### What to do
Images appear in the records below; leave them out and repeat everything else exactly.

### Input rows
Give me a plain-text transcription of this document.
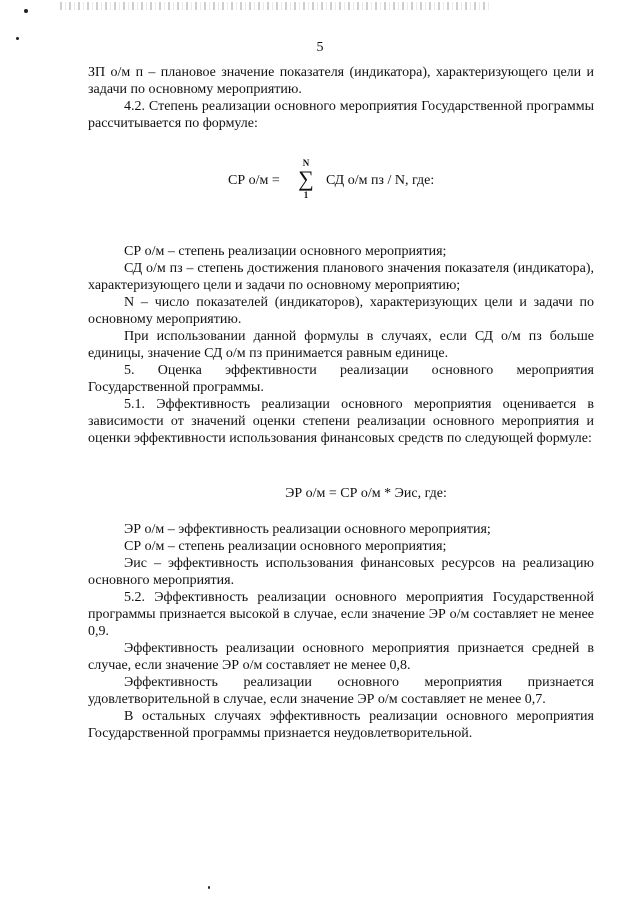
5

ЗП о/м п – плановое значение показателя (индикатора), характеризующего цели и задачи по основному мероприятию.

4.2. Степень реализации основного мероприятия Государственной программы рассчитывается по формуле:

СР о/м =
N
∑
1
СД о/м пз / N, где:

СР о/м – степень реализации основного мероприятия;

СД о/м пз – степень достижения планового значения показателя (индикатора), характеризующего цели и задачи по основному мероприятию;

N – число показателей (индикаторов), характеризующих цели и задачи по основному мероприятию.

При использовании данной формулы в случаях, если СД о/м пз больше единицы, значение СД о/м пз принимается равным единице.

5. Оценка эффективности реализации основного мероприятия Государственной программы.

5.1. Эффективность реализации основного мероприятия оценивается в зависимости от значений оценки степени реализации основного мероприятия и оценки эффективности использования финансовых средств по следующей формуле:

ЭР о/м = СР о/м * Эис, где:

ЭР о/м – эффективность реализации основного мероприятия;

СР о/м – степень реализации основного мероприятия;

Эис – эффективность использования финансовых ресурсов на реализацию основного мероприятия.

5.2. Эффективность реализации основного мероприятия Государственной программы признается высокой в случае, если значение ЭР о/м составляет не менее 0,9.

Эффективность реализации основного мероприятия признается средней в случае, если значение ЭР о/м составляет не менее 0,8.

Эффективность реализации основного мероприятия признается удовлетворительной в случае, если значение ЭР о/м составляет не менее 0,7.

В остальных случаях эффективность реализации основного мероприятия Государственной программы признается неудовлетворительной.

### Reply to the task
Give me a plain-text transcription of this document.
5

ЗП о/м п – плановое значение показателя (индикатора), характеризующего цели и задачи по основному мероприятию.

4.2. Степень реализации основного мероприятия Государственной программы рассчитывается по формуле:

СР о/м =
N
∑
1
СД о/м пз / N, где:

СР о/м – степень реализации основного мероприятия;

СД о/м пз – степень достижения планового значения показателя (индикатора), характеризующего цели и задачи по основному мероприятию;

N – число показателей (индикаторов), характеризующих цели и задачи по основному мероприятию.

При использовании данной формулы в случаях, если СД о/м пз больше единицы, значение СД о/м пз принимается равным единице.

5. Оценка эффективности реализации основного мероприятия Государственной программы.

5.1. Эффективность реализации основного мероприятия оценивается в зависимости от значений оценки степени реализации основного мероприятия и оценки эффективности использования финансовых средств по следующей формуле:

ЭР о/м = СР о/м * Эис, где:

ЭР о/м – эффективность реализации основного мероприятия;

СР о/м – степень реализации основного мероприятия;

Эис – эффективность использования финансовых ресурсов на реализацию основного мероприятия.

5.2. Эффективность реализации основного мероприятия Государственной программы признается высокой в случае, если значение ЭР о/м составляет не менее 0,9.

Эффективность реализации основного мероприятия признается средней в случае, если значение ЭР о/м составляет не менее 0,8.

Эффективность реализации основного мероприятия признается удовлетворительной в случае, если значение ЭР о/м составляет не менее 0,7.

В остальных случаях эффективность реализации основного мероприятия Государственной программы признается неудовлетворительной.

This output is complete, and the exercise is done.